- **JOB**
Return the records, each one exactly as written.

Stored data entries

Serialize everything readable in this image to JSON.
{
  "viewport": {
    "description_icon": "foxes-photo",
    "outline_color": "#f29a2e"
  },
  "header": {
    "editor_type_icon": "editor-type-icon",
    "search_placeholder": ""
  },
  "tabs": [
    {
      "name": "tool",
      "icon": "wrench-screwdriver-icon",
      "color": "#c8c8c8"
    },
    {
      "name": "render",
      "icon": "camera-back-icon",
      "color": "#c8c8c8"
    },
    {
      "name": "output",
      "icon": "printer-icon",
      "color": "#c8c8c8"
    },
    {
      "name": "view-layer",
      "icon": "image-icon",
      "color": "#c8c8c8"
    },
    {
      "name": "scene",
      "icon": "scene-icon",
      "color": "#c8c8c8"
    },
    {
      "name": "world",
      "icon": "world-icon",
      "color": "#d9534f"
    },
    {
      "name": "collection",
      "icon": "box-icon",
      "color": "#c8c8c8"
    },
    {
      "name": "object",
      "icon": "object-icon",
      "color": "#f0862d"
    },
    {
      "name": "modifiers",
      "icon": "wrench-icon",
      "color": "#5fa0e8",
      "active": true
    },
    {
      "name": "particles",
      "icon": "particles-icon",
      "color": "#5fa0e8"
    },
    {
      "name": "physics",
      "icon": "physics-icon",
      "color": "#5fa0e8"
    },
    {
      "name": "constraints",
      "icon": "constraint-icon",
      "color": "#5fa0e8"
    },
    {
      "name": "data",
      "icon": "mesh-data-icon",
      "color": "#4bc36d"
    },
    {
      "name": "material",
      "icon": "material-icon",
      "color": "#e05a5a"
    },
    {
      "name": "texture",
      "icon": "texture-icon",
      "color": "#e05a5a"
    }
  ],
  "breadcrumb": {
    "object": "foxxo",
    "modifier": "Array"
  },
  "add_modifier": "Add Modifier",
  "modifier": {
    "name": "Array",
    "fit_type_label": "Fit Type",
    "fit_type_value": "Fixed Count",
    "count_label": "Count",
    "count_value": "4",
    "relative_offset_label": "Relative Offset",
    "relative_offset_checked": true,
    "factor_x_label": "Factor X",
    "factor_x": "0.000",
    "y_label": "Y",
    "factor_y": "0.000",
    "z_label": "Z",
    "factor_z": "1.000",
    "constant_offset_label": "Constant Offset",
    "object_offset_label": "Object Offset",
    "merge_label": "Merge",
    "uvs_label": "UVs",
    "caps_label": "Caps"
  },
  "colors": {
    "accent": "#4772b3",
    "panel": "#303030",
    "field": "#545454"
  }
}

- **EXPECTED ANSWER**
Serialize everything readable in this image to JSON.
{
  "viewport": {
    "description_icon": "foxes-photo",
    "outline_color": "#f29a2e"
  },
  "header": {
    "editor_type_icon": "editor-type-icon",
    "search_placeholder": ""
  },
  "tabs": [
    {
      "name": "tool",
      "icon": "wrench-screwdriver-icon",
      "color": "#c8c8c8"
    },
    {
      "name": "render",
      "icon": "camera-back-icon",
      "color": "#c8c8c8"
    },
    {
      "name": "output",
      "icon": "printer-icon",
      "color": "#c8c8c8"
    },
    {
      "name": "view-layer",
      "icon": "image-icon",
      "color": "#c8c8c8"
    },
    {
      "name": "scene",
      "icon": "scene-icon",
      "color": "#c8c8c8"
    },
    {
      "name": "world",
      "icon": "world-icon",
      "color": "#d9534f"
    },
    {
      "name": "collection",
      "icon": "box-icon",
      "color": "#c8c8c8"
    },
    {
      "name": "object",
      "icon": "object-icon",
      "color": "#f0862d"
    },
    {
      "name": "modifiers",
      "icon": "wrench-icon",
      "color": "#5fa0e8",
      "active": true
    },
    {
      "name": "particles",
      "icon": "particles-icon",
      "color": "#5fa0e8"
    },
    {
      "name": "physics",
      "icon": "physics-icon",
      "color": "#5fa0e8"
    },
    {
      "name": "constraints",
      "icon": "constraint-icon",
      "color": "#5fa0e8"
    },
    {
      "name": "data",
      "icon": "mesh-data-icon",
      "color": "#4bc36d"
    },
    {
      "name": "material",
      "icon": "material-icon",
      "color": "#e05a5a"
    },
    {
      "name": "texture",
      "icon": "texture-icon",
      "color": "#e05a5a"
    }
  ],
  "breadcrumb": {
    "object": "foxxo",
    "modifier": "Array"
  },
  "add_modifier": "Add Modifier",
  "modifier": {
    "name": "Array",
    "fit_type_label": "Fit Type",
    "fit_type_value": "Fixed Count",
    "count_label": "Count",
    "count_value": "4",
    "relative_offset_label": "Relative Offset",
    "relative_offset_checked": true,
    "factor_x_label": "Factor X",
    "factor_x": "0.000",
    "y_label": "Y",
    "factor_y": "0.000",
    "z_label": "Z",
    "factor_z": "1.000",
    "constant_offset_label": "Constant Offset",
    "object_offset_label": "Object Offset",
    "merge_label": "Merge",
    "uvs_label": "UVs",
    "caps_label": "Caps"
  },
  "colors": {
    "accent": "#4772b3",
    "panel": "#303030",
    "field": "#545454"
  }
}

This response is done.